Dataset items:

**********

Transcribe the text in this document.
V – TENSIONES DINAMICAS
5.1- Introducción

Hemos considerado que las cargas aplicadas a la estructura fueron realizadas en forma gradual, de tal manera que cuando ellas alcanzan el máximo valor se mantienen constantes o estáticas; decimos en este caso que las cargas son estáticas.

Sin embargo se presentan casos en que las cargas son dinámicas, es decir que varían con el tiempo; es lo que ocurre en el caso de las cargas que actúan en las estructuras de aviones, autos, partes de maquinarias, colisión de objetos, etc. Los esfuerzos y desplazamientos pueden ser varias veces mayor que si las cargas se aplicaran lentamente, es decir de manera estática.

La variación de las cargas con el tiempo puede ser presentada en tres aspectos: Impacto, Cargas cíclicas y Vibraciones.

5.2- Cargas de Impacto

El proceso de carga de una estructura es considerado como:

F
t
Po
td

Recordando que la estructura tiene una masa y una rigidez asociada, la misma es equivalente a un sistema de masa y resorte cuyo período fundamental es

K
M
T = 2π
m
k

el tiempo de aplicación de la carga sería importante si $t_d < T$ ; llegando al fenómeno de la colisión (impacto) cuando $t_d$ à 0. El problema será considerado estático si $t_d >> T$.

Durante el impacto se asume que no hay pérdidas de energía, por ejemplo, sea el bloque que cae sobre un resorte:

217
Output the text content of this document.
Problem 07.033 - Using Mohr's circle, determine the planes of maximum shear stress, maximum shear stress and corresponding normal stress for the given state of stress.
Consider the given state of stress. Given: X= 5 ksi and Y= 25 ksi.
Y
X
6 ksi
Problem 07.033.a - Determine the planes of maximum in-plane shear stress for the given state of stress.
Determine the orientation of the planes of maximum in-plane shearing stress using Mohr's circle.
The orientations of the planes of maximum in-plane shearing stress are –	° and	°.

**********

Goal: Retype the data in full and match it exactly.

Reply:
Transcribe the text in this document.
V – TENSIONES DINAMICAS
5.1- Introducción

Hemos considerado que las cargas aplicadas a la estructura fueron realizadas en forma gradual, de tal manera que cuando ellas alcanzan el máximo valor se mantienen constantes o estáticas; decimos en este caso que las cargas son estáticas.

Sin embargo se presentan casos en que las cargas son dinámicas, es decir que varían con el tiempo; es lo que ocurre en el caso de las cargas que actúan en las estructuras de aviones, autos, partes de maquinarias, colisión de objetos, etc. Los esfuerzos y desplazamientos pueden ser varias veces mayor que si las cargas se aplicaran lentamente, es decir de manera estática.

La variación de las cargas con el tiempo puede ser presentada en tres aspectos: Impacto, Cargas cíclicas y Vibraciones.

5.2- Cargas de Impacto

El proceso de carga de una estructura es considerado como:

F
t
Po
td

Recordando que la estructura tiene una masa y una rigidez asociada, la misma es equivalente a un sistema de masa y resorte cuyo período fundamental es

K
M
T = 2π
m
k

el tiempo de aplicación de la carga sería importante si $t_d < T$ ; llegando al fenómeno de la colisión (impacto) cuando $t_d$ à 0. El problema será considerado estático si $t_d >> T$.

Durante el impacto se asume que no hay pérdidas de energía, por ejemplo, sea el bloque que cae sobre un resorte:

217
Output the text content of this document.
Problem 07.033 - Using Mohr's circle, determine the planes of maximum shear stress, maximum shear stress and corresponding normal stress for the given state of stress.
Consider the given state of stress. Given: X= 5 ksi and Y= 25 ksi.
Y
X
6 ksi
Problem 07.033.a - Determine the planes of maximum in-plane shear stress for the given state of stress.
Determine the orientation of the planes of maximum in-plane shearing stress using Mohr's circle.
The orientations of the planes of maximum in-plane shearing stress are –	° and	°.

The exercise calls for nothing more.